## start Records shown
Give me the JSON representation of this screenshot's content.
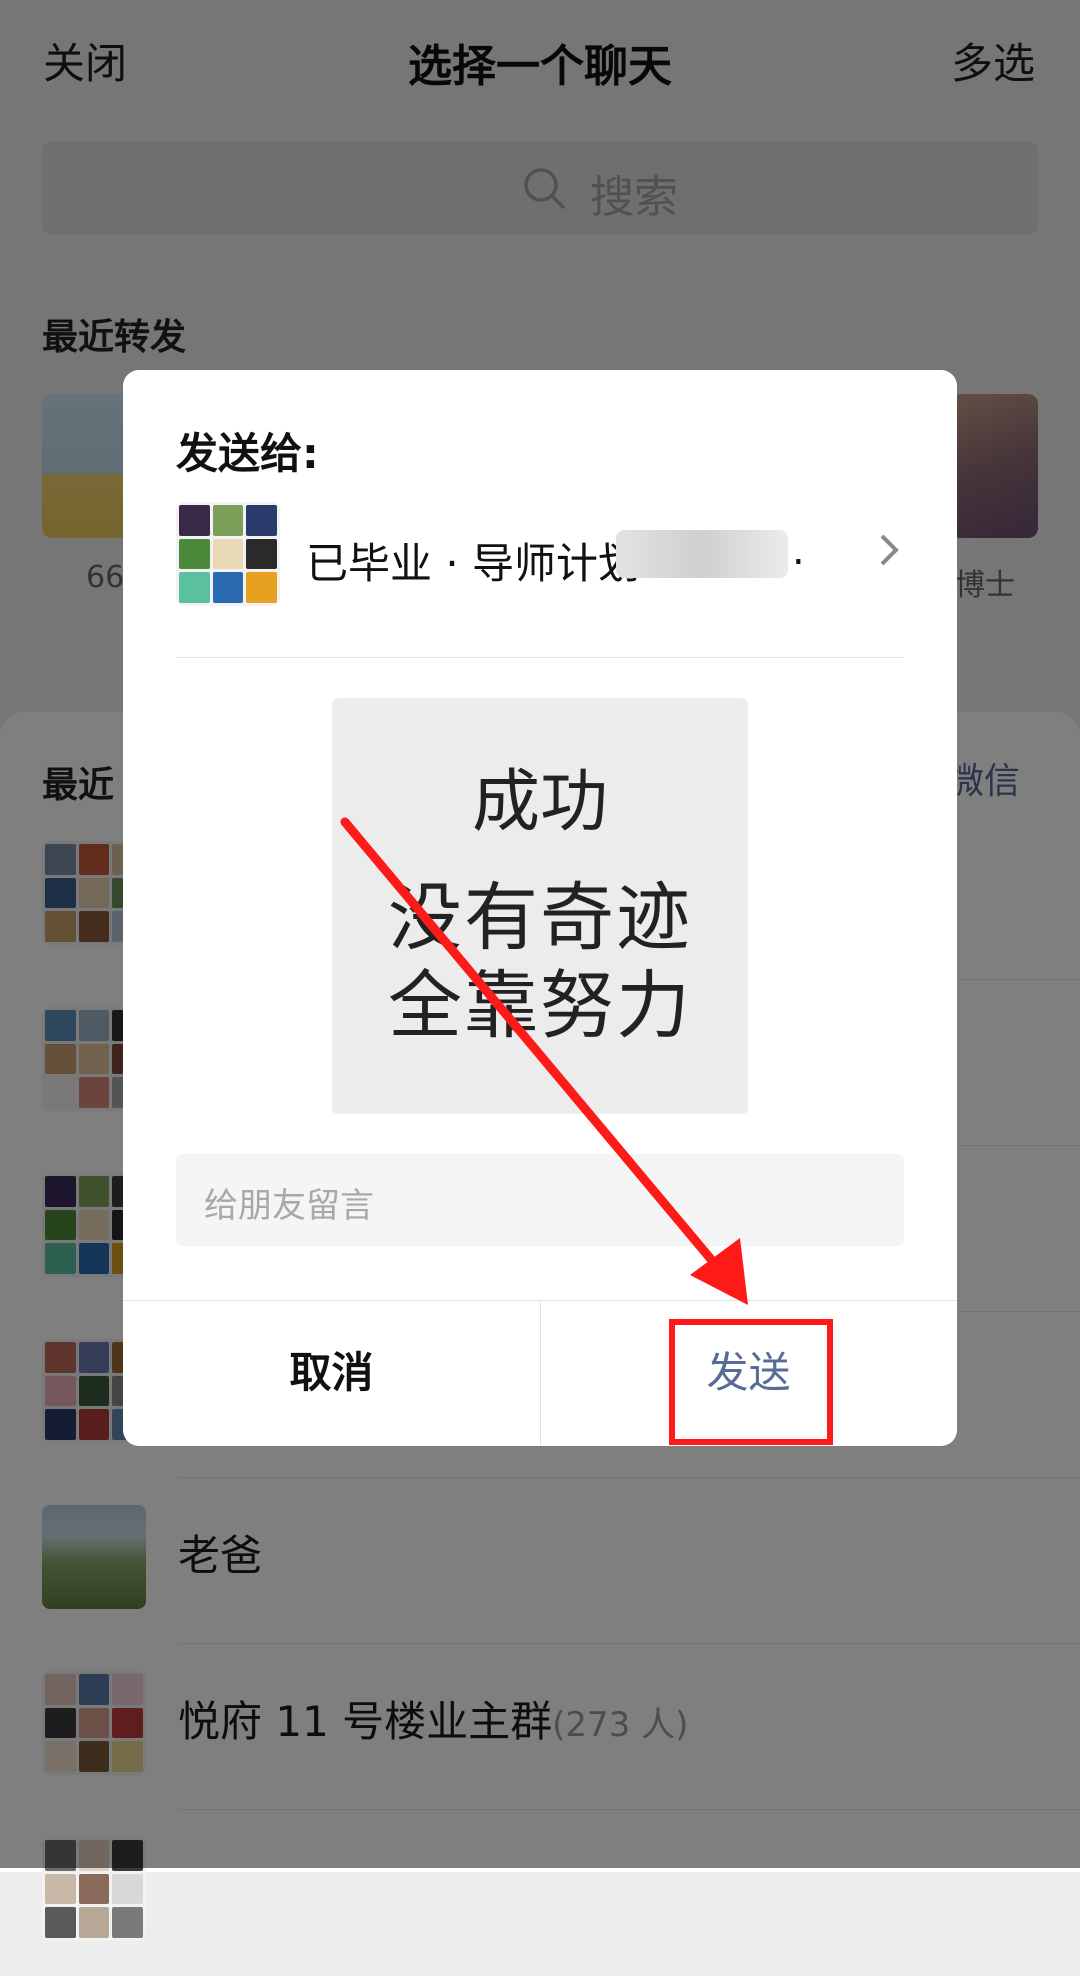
{
  "topbar": {
    "close": "关闭",
    "title": "选择一个聊天",
    "multi_select": "多选"
  },
  "search": {
    "placeholder": "搜索"
  },
  "recent_forward": {
    "heading": "最近转发",
    "items": [
      {
        "label": "66"
      },
      {
        "label": "博士"
      }
    ]
  },
  "recent_chats": {
    "heading": "最近",
    "new_chat_link": "微信",
    "rows": [
      {
        "name": "老爸",
        "count": ""
      },
      {
        "name": "悦府 11 号楼业主群",
        "count": "(273 人)"
      }
    ]
  },
  "dialog": {
    "send_to_label": "发送给:",
    "target_name": "已毕业 · 导师计划",
    "target_suffix": ".",
    "preview_lines": [
      "成功",
      "没有奇迹",
      "全靠努力"
    ],
    "message_placeholder": "给朋友留言",
    "cancel_label": "取消",
    "send_label": "发送"
  },
  "colors": {
    "link": "#576b95",
    "annotation": "#ff1a1a",
    "overlay": "rgba(0,0,0,0.5)"
  }
}
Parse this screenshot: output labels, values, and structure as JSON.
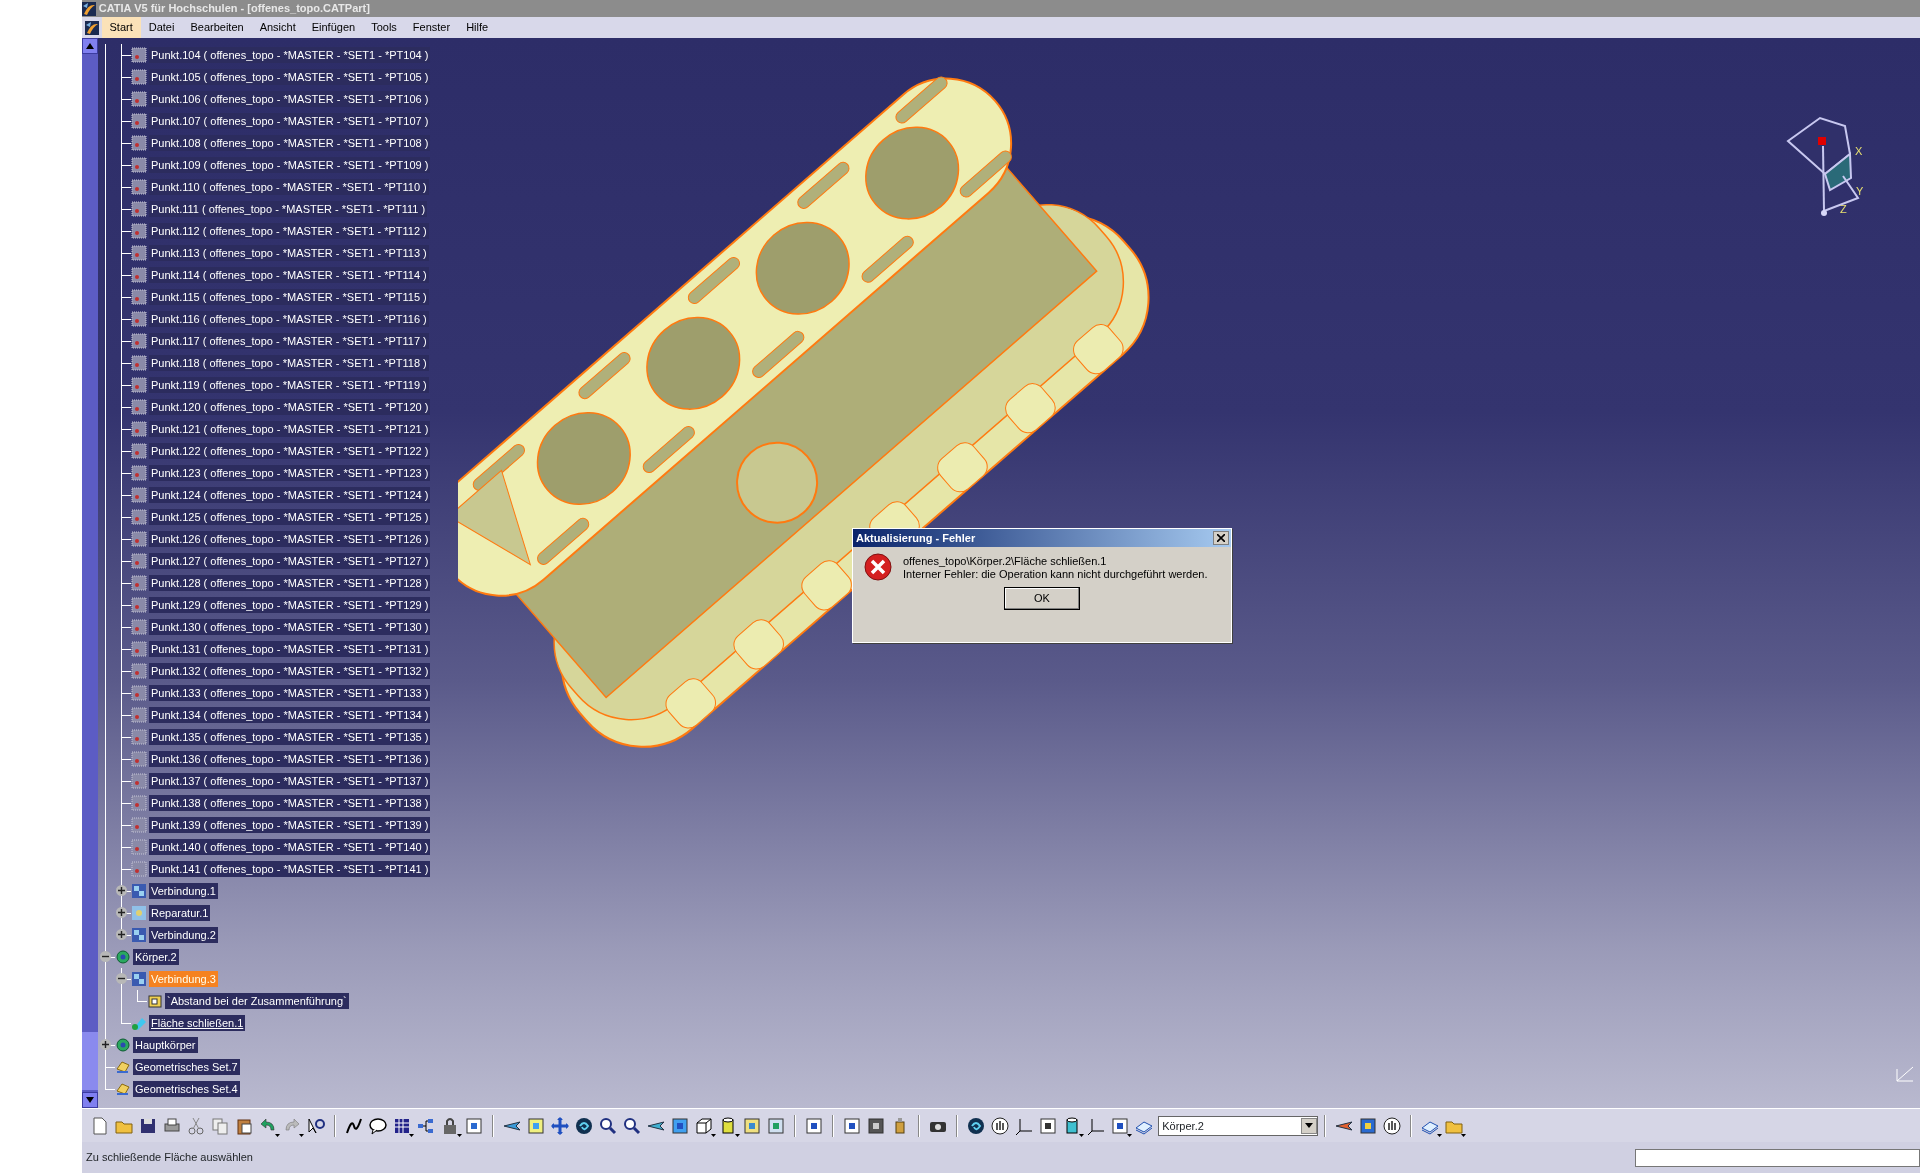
## end Records shown
Directive — Collect each line above holding the string "screenshot".

Answer below —
Give me the JSON representation of this screenshot's content.
Parse this screenshot: output labels, values, and structure as JSON.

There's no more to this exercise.